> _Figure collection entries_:
╔══

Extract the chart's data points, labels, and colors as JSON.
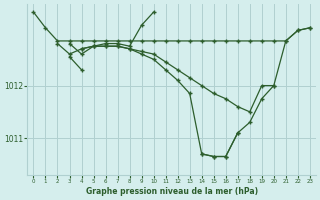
{
  "title": "Graphe pression niveau de la mer (hPa)",
  "bg_color": "#d5eeed",
  "line_color": "#2d5e2d",
  "grid_color": "#b0d0d0",
  "xlim": [
    -0.5,
    23.5
  ],
  "ylim": [
    1010.3,
    1013.55
  ],
  "yticks": [
    1011,
    1012
  ],
  "ytick_labels": [
    "1011",
    "1012"
  ],
  "xticks": [
    0,
    1,
    2,
    3,
    4,
    5,
    6,
    7,
    8,
    9,
    10,
    11,
    12,
    13,
    14,
    15,
    16,
    17,
    18,
    19,
    20,
    21,
    22,
    23
  ],
  "series": [
    {
      "x": [
        0,
        1,
        2,
        3,
        4,
        5,
        6,
        7,
        8,
        9,
        10,
        11,
        12,
        13,
        14,
        15,
        16,
        17,
        18,
        19,
        20,
        21,
        22,
        23
      ],
      "y": [
        1013.4,
        1013.1,
        1012.85,
        1012.85,
        1012.85,
        1012.85,
        1012.85,
        1012.85,
        1012.85,
        1012.85,
        1012.85,
        1012.85,
        1012.85,
        1012.85,
        1012.85,
        1012.85,
        1012.85,
        1012.85,
        1012.85,
        1012.85,
        1012.85,
        1012.85,
        1013.05,
        1013.1
      ]
    },
    {
      "x": [
        2,
        3,
        4,
        5,
        6,
        7,
        8,
        9,
        10,
        11,
        12,
        13,
        14,
        15,
        16,
        17,
        18,
        19,
        20
      ],
      "y": [
        1012.8,
        1012.6,
        1012.7,
        1012.75,
        1012.75,
        1012.75,
        1012.7,
        1012.65,
        1012.6,
        1012.45,
        1012.3,
        1012.15,
        1012.0,
        1011.85,
        1011.75,
        1011.6,
        1011.5,
        1012.0,
        1012.0
      ]
    },
    {
      "x": [
        3,
        4,
        5,
        6,
        7,
        8,
        9,
        10
      ],
      "y": [
        1012.8,
        1012.6,
        1012.75,
        1012.8,
        1012.8,
        1012.75,
        1013.15,
        1013.4
      ]
    },
    {
      "x": [
        3,
        4
      ],
      "y": [
        1012.55,
        1012.3
      ]
    },
    {
      "x": [
        4,
        5,
        6,
        7,
        8,
        9,
        10,
        11,
        12,
        13,
        14,
        15,
        16,
        17
      ],
      "y": [
        1012.7,
        1012.75,
        1012.75,
        1012.75,
        1012.7,
        1012.6,
        1012.5,
        1012.3,
        1012.1,
        1011.85,
        1010.7,
        1010.65,
        1010.65,
        1011.1
      ]
    },
    {
      "x": [
        14,
        15,
        16,
        17,
        18,
        19,
        20,
        21,
        22,
        23
      ],
      "y": [
        1010.7,
        1010.65,
        1010.65,
        1011.1,
        1011.3,
        1011.75,
        1012.0,
        1012.85,
        1013.05,
        1013.1
      ]
    }
  ]
}
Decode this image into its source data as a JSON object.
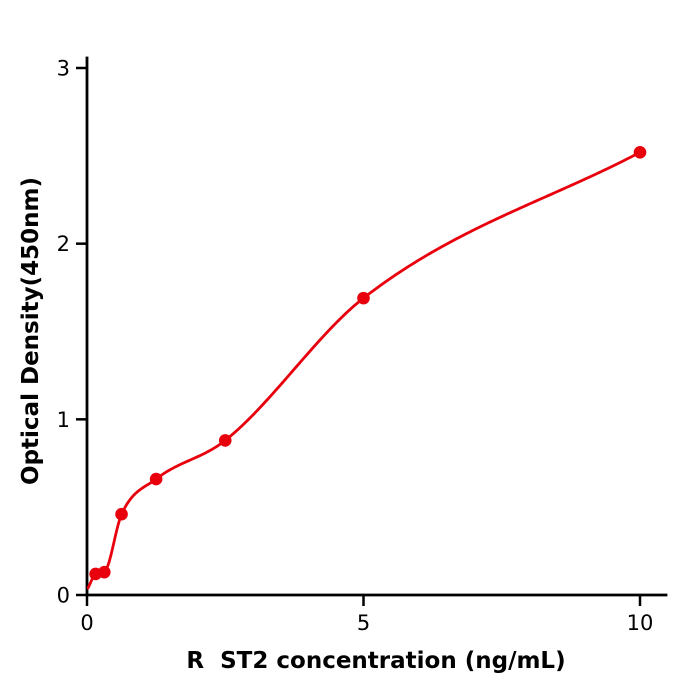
{
  "chart_data": {
    "type": "scatter",
    "title": "",
    "xlabel": "R  ST2 concentration (ng/mL)",
    "ylabel": "Optical Density(450nm)",
    "x": [
      0.156,
      0.313,
      0.625,
      1.25,
      2.5,
      5,
      10
    ],
    "y": [
      0.12,
      0.13,
      0.46,
      0.66,
      0.88,
      1.69,
      2.52
    ],
    "curve_anchor": {
      "x": 0.02,
      "y": 0.04
    },
    "has_fit_curve": true,
    "xlim": [
      0,
      10
    ],
    "ylim": [
      0,
      3
    ],
    "xticks": [
      0,
      5,
      10
    ],
    "yticks": [
      0,
      1,
      2,
      3
    ],
    "grid": false,
    "legend": "none",
    "point_color": "#e8000d",
    "line_color": "#e8000d",
    "axis_color": "#000000",
    "background_color": "#ffffff"
  }
}
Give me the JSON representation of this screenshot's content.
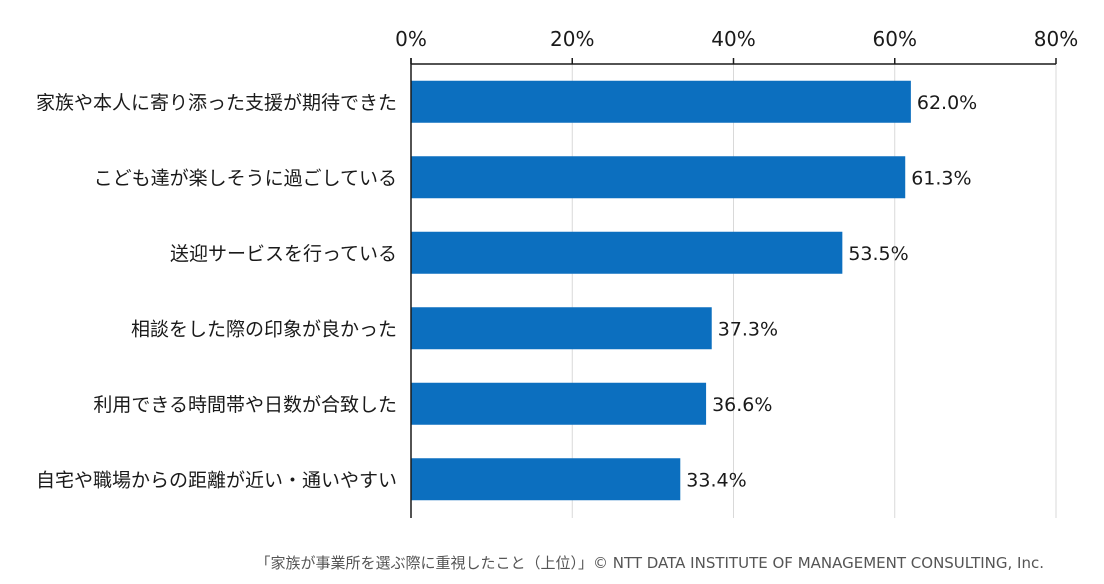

╚══

> _Exercise instructions_:
Drop the images and repeat the data exactly.

> _Expected answer_:
Extract the chart's data points, labels, and colors as JSON.
{
  "title": "Graphe pression niveau de la mer (hPa)",
  "bg_color": "#d5eeed",
  "line_color": "#2d5e2d",
  "grid_color": "#b0d0d0",
  "xlim": [
    -0.5,
    23.5
  ],
  "ylim": [
    1010.3,
    1013.55
  ],
  "yticks": [
    1011,
    1012
  ],
  "ytick_labels": [
    "1011",
    "1012"
  ],
  "xticks": [
    0,
    1,
    2,
    3,
    4,
    5,
    6,
    7,
    8,
    9,
    10,
    11,
    12,
    13,
    14,
    15,
    16,
    17,
    18,
    19,
    20,
    21,
    22,
    23
  ],
  "series": [
    {
      "x": [
        0,
        1,
        2,
        3,
        4,
        5,
        6,
        7,
        8,
        9,
        10,
        11,
        12,
        13,
        14,
        15,
        16,
        17,
        18,
        19,
        20,
        21,
        22,
        23
      ],
      "y": [
        1013.4,
        1013.1,
        1012.85,
        1012.85,
        1012.85,
        1012.85,
        1012.85,
        1012.85,
        1012.85,
        1012.85,
        1012.85,
        1012.85,
        1012.85,
        1012.85,
        1012.85,
        1012.85,
        1012.85,
        1012.85,
        1012.85,
        1012.85,
        1012.85,
        1012.85,
        1013.05,
        1013.1
      ]
    },
    {
      "x": [
        2,
        3,
        4,
        5,
        6,
        7,
        8,
        9,
        10,
        11,
        12,
        13,
        14,
        15,
        16,
        17,
        18,
        19,
        20
      ],
      "y": [
        1012.8,
        1012.6,
        1012.7,
        1012.75,
        1012.75,
        1012.75,
        1012.7,
        1012.65,
        1012.6,
        1012.45,
        1012.3,
        1012.15,
        1012.0,
        1011.85,
        1011.75,
        1011.6,
        1011.5,
        1012.0,
        1012.0
      ]
    },
    {
      "x": [
        3,
        4,
        5,
        6,
        7,
        8,
        9,
        10
      ],
      "y": [
        1012.8,
        1012.6,
        1012.75,
        1012.8,
        1012.8,
        1012.75,
        1013.15,
        1013.4
      ]
    },
    {
      "x": [
        3,
        4
      ],
      "y": [
        1012.55,
        1012.3
      ]
    },
    {
      "x": [
        4,
        5,
        6,
        7,
        8,
        9,
        10,
        11,
        12,
        13,
        14,
        15,
        16,
        17
      ],
      "y": [
        1012.7,
        1012.75,
        1012.75,
        1012.75,
        1012.7,
        1012.6,
        1012.5,
        1012.3,
        1012.1,
        1011.85,
        1010.7,
        1010.65,
        1010.65,
        1011.1
      ]
    },
    {
      "x": [
        14,
        15,
        16,
        17,
        18,
        19,
        20,
        21,
        22,
        23
      ],
      "y": [
        1010.7,
        1010.65,
        1010.65,
        1011.1,
        1011.3,
        1011.75,
        1012.0,
        1012.85,
        1013.05,
        1013.1
      ]
    }
  ]
}
Decode this image into its source data as a JSON object.
{
  "chart_data": {
    "type": "scatter",
    "title": "",
    "xlabel": "R  ST2 concentration (ng/mL)",
    "ylabel": "Optical Density(450nm)",
    "x": [
      0.156,
      0.313,
      0.625,
      1.25,
      2.5,
      5,
      10
    ],
    "y": [
      0.12,
      0.13,
      0.46,
      0.66,
      0.88,
      1.69,
      2.52
    ],
    "curve_anchor": {
      "x": 0.02,
      "y": 0.04
    },
    "has_fit_curve": true,
    "xlim": [
      0,
      10
    ],
    "ylim": [
      0,
      3
    ],
    "xticks": [
      0,
      5,
      10
    ],
    "yticks": [
      0,
      1,
      2,
      3
    ],
    "grid": false,
    "legend": "none",
    "point_color": "#e8000d",
    "line_color": "#e8000d",
    "axis_color": "#000000",
    "background_color": "#ffffff"
  }
}
Give me the JSON representation of this screenshot's content.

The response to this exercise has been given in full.